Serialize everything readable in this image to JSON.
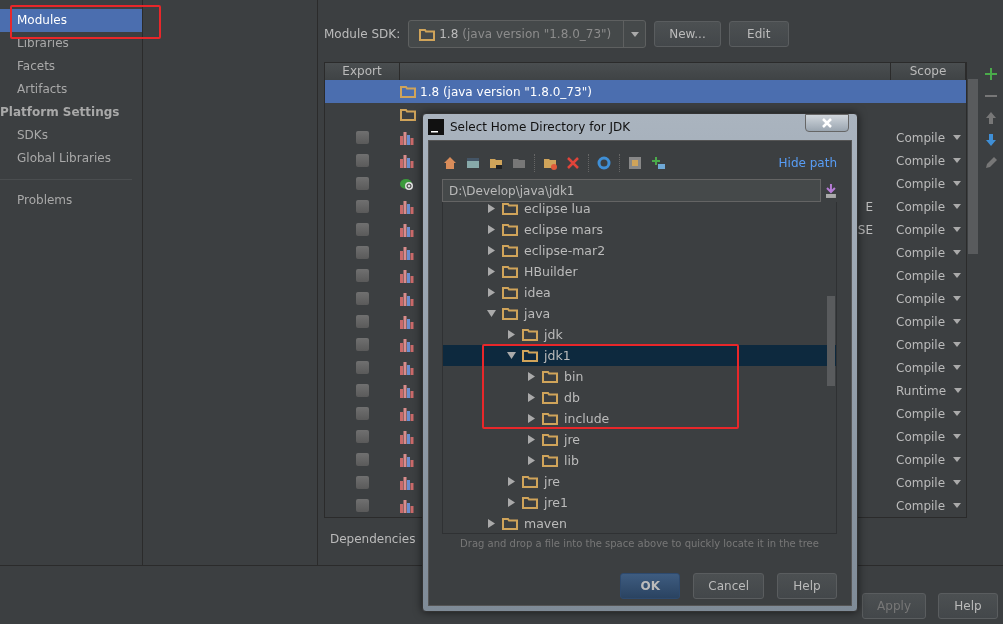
{
  "sidebar": {
    "items": [
      {
        "label": "Modules",
        "kind": "item",
        "selected": true
      },
      {
        "label": "Libraries",
        "kind": "item",
        "selected": false
      },
      {
        "label": "Facets",
        "kind": "item",
        "selected": false
      },
      {
        "label": "Artifacts",
        "kind": "item",
        "selected": false
      },
      {
        "label": "Platform Settings",
        "kind": "header",
        "selected": false
      },
      {
        "label": "SDKs",
        "kind": "item",
        "selected": false
      },
      {
        "label": "Global Libraries",
        "kind": "item",
        "selected": false
      },
      {
        "label": "Problems",
        "kind": "item",
        "selected": false
      }
    ]
  },
  "module_sdk": {
    "label": "Module SDK:",
    "value": "1.8",
    "detail": "(java version \"1.8.0_73\")",
    "buttons": [
      "New...",
      "Edit"
    ]
  },
  "table": {
    "columns": [
      "Export",
      "Scope"
    ],
    "rows": [
      {
        "kind": "sdk",
        "selected": true,
        "name": "1.8 (java version \"1.8.0_73\")"
      },
      {
        "kind": "source",
        "selected": false
      },
      {
        "kind": "library",
        "selected": false,
        "checked": false,
        "scope": "Compile"
      },
      {
        "kind": "library",
        "selected": false,
        "checked": false,
        "scope": "Compile"
      },
      {
        "kind": "plugin",
        "selected": false,
        "checked": false,
        "scope": "Compile"
      },
      {
        "kind": "library",
        "selected": false,
        "checked": false,
        "scope": "Compile",
        "name_tail": "E"
      },
      {
        "kind": "library",
        "selected": false,
        "checked": false,
        "scope": "Compile",
        "name_tail": "SE"
      },
      {
        "kind": "library",
        "selected": false,
        "checked": false,
        "scope": "Compile"
      },
      {
        "kind": "library",
        "selected": false,
        "checked": false,
        "scope": "Compile"
      },
      {
        "kind": "library",
        "selected": false,
        "checked": false,
        "scope": "Compile"
      },
      {
        "kind": "library",
        "selected": false,
        "checked": false,
        "scope": "Compile"
      },
      {
        "kind": "library",
        "selected": false,
        "checked": false,
        "scope": "Compile"
      },
      {
        "kind": "library",
        "selected": false,
        "checked": false,
        "scope": "Compile"
      },
      {
        "kind": "library",
        "selected": false,
        "checked": false,
        "scope": "Runtime"
      },
      {
        "kind": "library",
        "selected": false,
        "checked": false,
        "scope": "Compile"
      },
      {
        "kind": "library",
        "selected": false,
        "checked": false,
        "scope": "Compile"
      },
      {
        "kind": "library",
        "selected": false,
        "checked": false,
        "scope": "Compile"
      },
      {
        "kind": "library",
        "selected": false,
        "checked": false,
        "scope": "Compile"
      },
      {
        "kind": "library",
        "selected": false,
        "checked": false,
        "scope": "Compile"
      }
    ],
    "footer": "Dependencies"
  },
  "bottom_buttons": [
    {
      "label": "Apply",
      "disabled": true
    },
    {
      "label": "Help",
      "disabled": false
    }
  ],
  "dialog": {
    "title": "Select Home Directory for JDK",
    "hide_path": "Hide path",
    "path": "D:\\Develop\\java\\jdk1",
    "tree": [
      {
        "label": "eclipse lua",
        "expanded": false,
        "selected": false
      },
      {
        "label": "eclipse mars",
        "expanded": false,
        "selected": false
      },
      {
        "label": "eclipse-mar2",
        "expanded": false,
        "selected": false
      },
      {
        "label": "HBuilder",
        "expanded": false,
        "selected": false
      },
      {
        "label": "idea",
        "expanded": false,
        "selected": false
      },
      {
        "label": "java",
        "expanded": true,
        "selected": false,
        "children": [
          {
            "label": "jdk",
            "expanded": false,
            "selected": false
          },
          {
            "label": "jdk1",
            "expanded": true,
            "selected": true,
            "children": [
              {
                "label": "bin",
                "expanded": false,
                "selected": false
              },
              {
                "label": "db",
                "expanded": false,
                "selected": false
              },
              {
                "label": "include",
                "expanded": false,
                "selected": false
              },
              {
                "label": "jre",
                "expanded": false,
                "selected": false
              },
              {
                "label": "lib",
                "expanded": false,
                "selected": false
              }
            ]
          },
          {
            "label": "jre",
            "expanded": false,
            "selected": false
          },
          {
            "label": "jre1",
            "expanded": false,
            "selected": false
          }
        ]
      },
      {
        "label": "maven",
        "expanded": false,
        "selected": false
      }
    ],
    "hint": "Drag and drop a file into the space above to quickly locate it in the tree",
    "buttons": [
      {
        "label": "OK",
        "default": true
      },
      {
        "label": "Cancel",
        "default": false
      },
      {
        "label": "Help",
        "default": false
      }
    ]
  }
}
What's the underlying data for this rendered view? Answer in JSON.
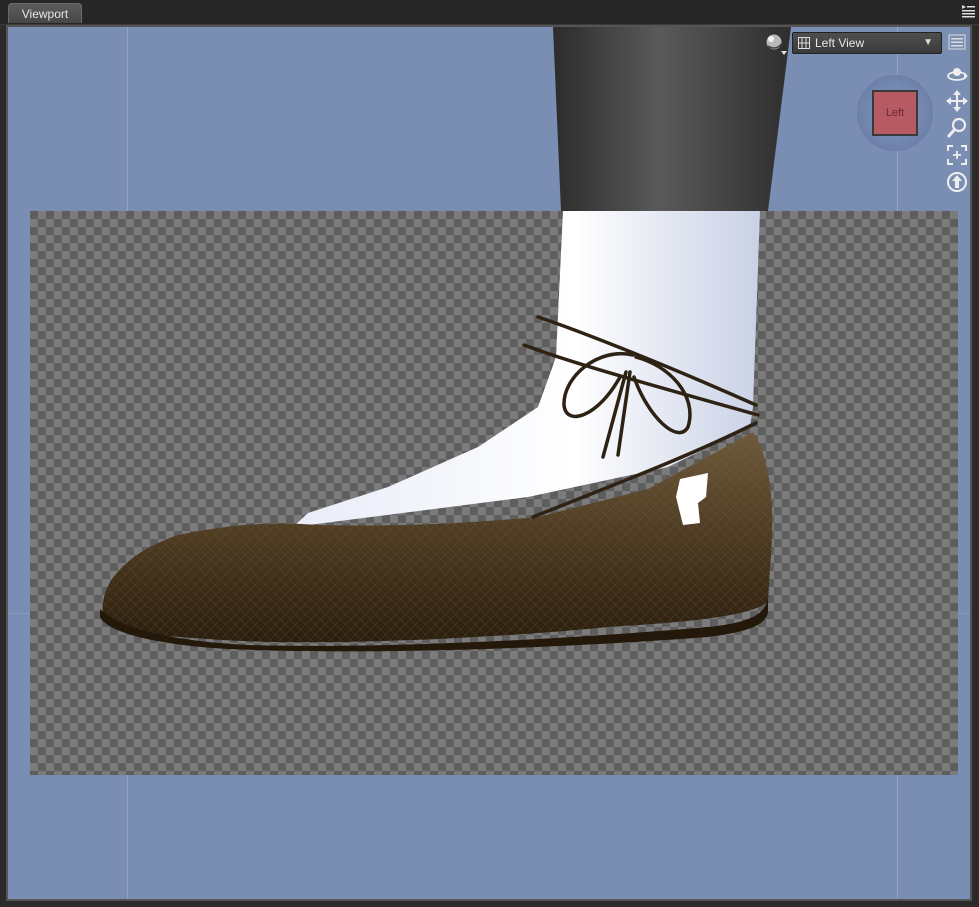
{
  "panel": {
    "tab_label": "Viewport"
  },
  "viewport": {
    "view_label": "Left View",
    "cube_face_label": "Left",
    "background_color": "#7a8db3",
    "checker_light": "#7b7b7b",
    "checker_dark": "#5e5e5e",
    "cube_face_color": "#b65a64"
  },
  "icons": {
    "pane_menu": "pane-menu-icon",
    "draw_style": "draw-style-sphere-icon",
    "view_type": "view-grid-icon",
    "side_menu": "viewport-options-icon",
    "nav": [
      "orbit-icon",
      "pan-icon",
      "zoom-icon",
      "frame-icon",
      "aim-icon"
    ]
  }
}
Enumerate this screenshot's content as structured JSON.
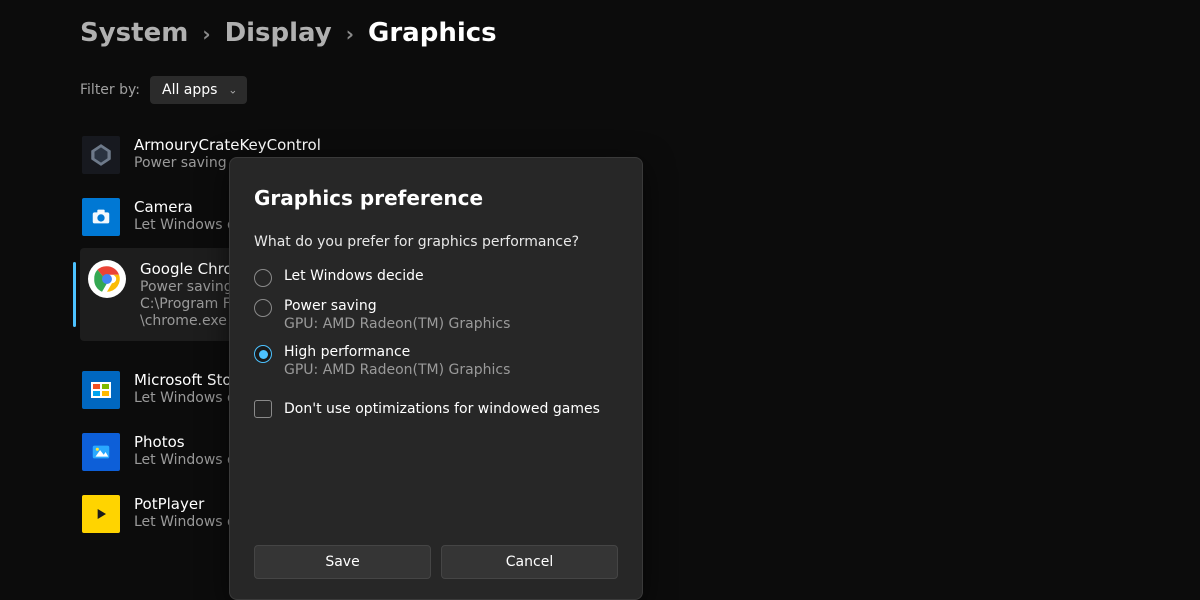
{
  "breadcrumb": {
    "level1": "System",
    "level2": "Display",
    "level3": "Graphics"
  },
  "filter": {
    "label": "Filter by:",
    "value": "All apps"
  },
  "apps": [
    {
      "name": "ArmouryCrateKeyControl",
      "pref": "Power saving"
    },
    {
      "name": "Camera",
      "pref": "Let Windows decide"
    },
    {
      "name": "Google Chrome",
      "pref": "Power saving",
      "path1": "C:\\Program Files\\Google\\Chrome\\Application",
      "path2": "\\chrome.exe"
    },
    {
      "name": "Microsoft Store",
      "pref": "Let Windows decide"
    },
    {
      "name": "Photos",
      "pref": "Let Windows decide"
    },
    {
      "name": "PotPlayer",
      "pref": "Let Windows decide (Power saving)"
    }
  ],
  "dialog": {
    "title": "Graphics preference",
    "subtitle": "What do you prefer for graphics performance?",
    "options": [
      {
        "label": "Let Windows decide",
        "sub": ""
      },
      {
        "label": "Power saving",
        "sub": "GPU: AMD Radeon(TM) Graphics"
      },
      {
        "label": "High performance",
        "sub": "GPU: AMD Radeon(TM) Graphics"
      }
    ],
    "selected_index": 2,
    "checkbox_label": "Don't use optimizations for windowed games",
    "checkbox_checked": false,
    "save_label": "Save",
    "cancel_label": "Cancel"
  }
}
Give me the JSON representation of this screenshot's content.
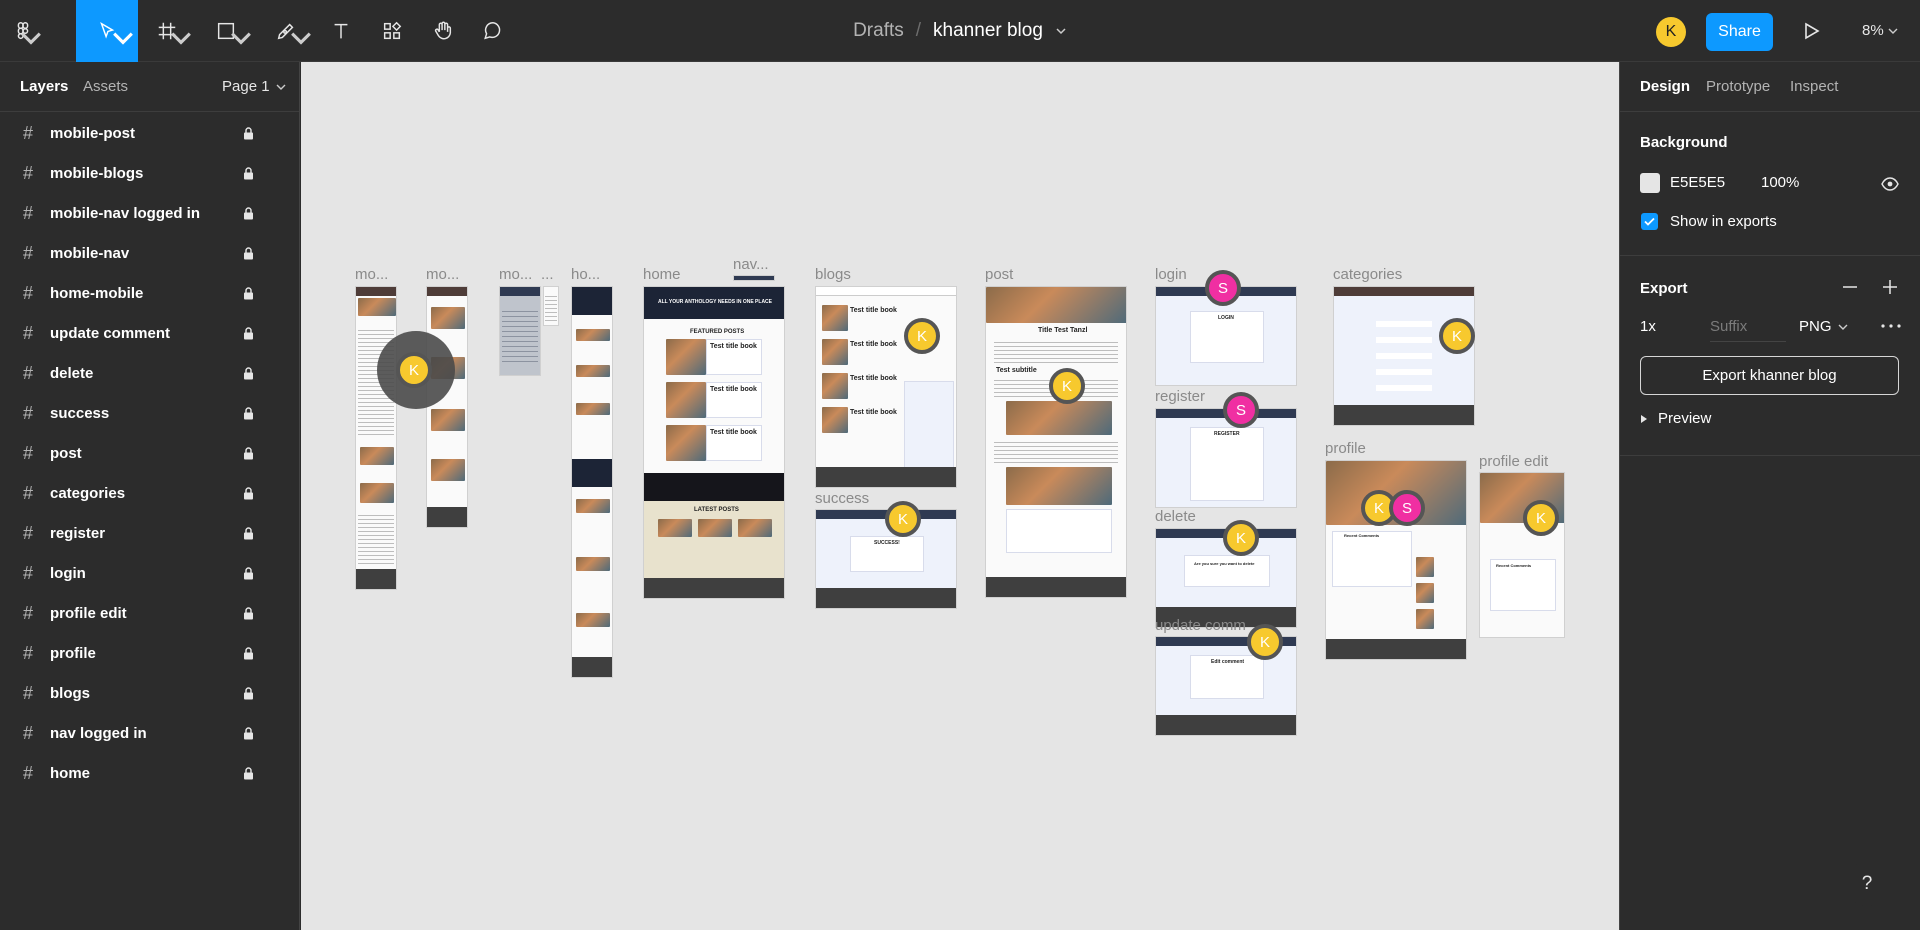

• • • •

## Your task
Give the number of lines in the records that contain the string "content", and nothing besides.

## Response to the task
2